Instructions for the task → Repeat the material exactly, every line of it.

(Entries taken from a collection)
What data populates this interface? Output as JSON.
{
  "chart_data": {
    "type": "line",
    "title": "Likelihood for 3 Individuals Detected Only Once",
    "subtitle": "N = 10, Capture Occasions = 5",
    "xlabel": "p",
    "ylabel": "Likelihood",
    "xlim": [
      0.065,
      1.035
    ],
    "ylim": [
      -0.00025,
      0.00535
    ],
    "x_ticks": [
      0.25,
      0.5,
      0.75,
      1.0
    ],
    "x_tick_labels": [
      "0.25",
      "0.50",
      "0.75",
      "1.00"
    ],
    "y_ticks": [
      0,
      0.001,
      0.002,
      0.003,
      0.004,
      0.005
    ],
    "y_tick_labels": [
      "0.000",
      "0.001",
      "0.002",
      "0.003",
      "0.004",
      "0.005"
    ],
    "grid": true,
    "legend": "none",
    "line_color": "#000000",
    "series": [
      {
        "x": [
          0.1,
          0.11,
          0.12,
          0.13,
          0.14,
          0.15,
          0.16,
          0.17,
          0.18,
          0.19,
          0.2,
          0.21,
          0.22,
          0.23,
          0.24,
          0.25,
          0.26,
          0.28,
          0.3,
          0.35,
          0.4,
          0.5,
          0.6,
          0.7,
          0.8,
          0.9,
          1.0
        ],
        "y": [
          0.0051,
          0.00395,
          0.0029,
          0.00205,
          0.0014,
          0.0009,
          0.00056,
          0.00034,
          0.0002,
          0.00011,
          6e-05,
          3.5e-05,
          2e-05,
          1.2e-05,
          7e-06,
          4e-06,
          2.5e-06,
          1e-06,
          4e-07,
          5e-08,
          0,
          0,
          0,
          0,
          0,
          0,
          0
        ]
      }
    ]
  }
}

Answer to this problem →
What data populates this interface? Output as JSON.
{
  "chart_data": {
    "type": "line",
    "title": "Likelihood for 3 Individuals Detected Only Once",
    "subtitle": "N = 10, Capture Occasions = 5",
    "xlabel": "p",
    "ylabel": "Likelihood",
    "xlim": [
      0.065,
      1.035
    ],
    "ylim": [
      -0.00025,
      0.00535
    ],
    "x_ticks": [
      0.25,
      0.5,
      0.75,
      1.0
    ],
    "x_tick_labels": [
      "0.25",
      "0.50",
      "0.75",
      "1.00"
    ],
    "y_ticks": [
      0,
      0.001,
      0.002,
      0.003,
      0.004,
      0.005
    ],
    "y_tick_labels": [
      "0.000",
      "0.001",
      "0.002",
      "0.003",
      "0.004",
      "0.005"
    ],
    "grid": true,
    "legend": "none",
    "line_color": "#000000",
    "series": [
      {
        "x": [
          0.1,
          0.11,
          0.12,
          0.13,
          0.14,
          0.15,
          0.16,
          0.17,
          0.18,
          0.19,
          0.2,
          0.21,
          0.22,
          0.23,
          0.24,
          0.25,
          0.26,
          0.28,
          0.3,
          0.35,
          0.4,
          0.5,
          0.6,
          0.7,
          0.8,
          0.9,
          1.0
        ],
        "y": [
          0.0051,
          0.00395,
          0.0029,
          0.00205,
          0.0014,
          0.0009,
          0.00056,
          0.00034,
          0.0002,
          0.00011,
          6e-05,
          3.5e-05,
          2e-05,
          1.2e-05,
          7e-06,
          4e-06,
          2.5e-06,
          1e-06,
          4e-07,
          5e-08,
          0,
          0,
          0,
          0,
          0,
          0,
          0
        ]
      }
    ]
  }
}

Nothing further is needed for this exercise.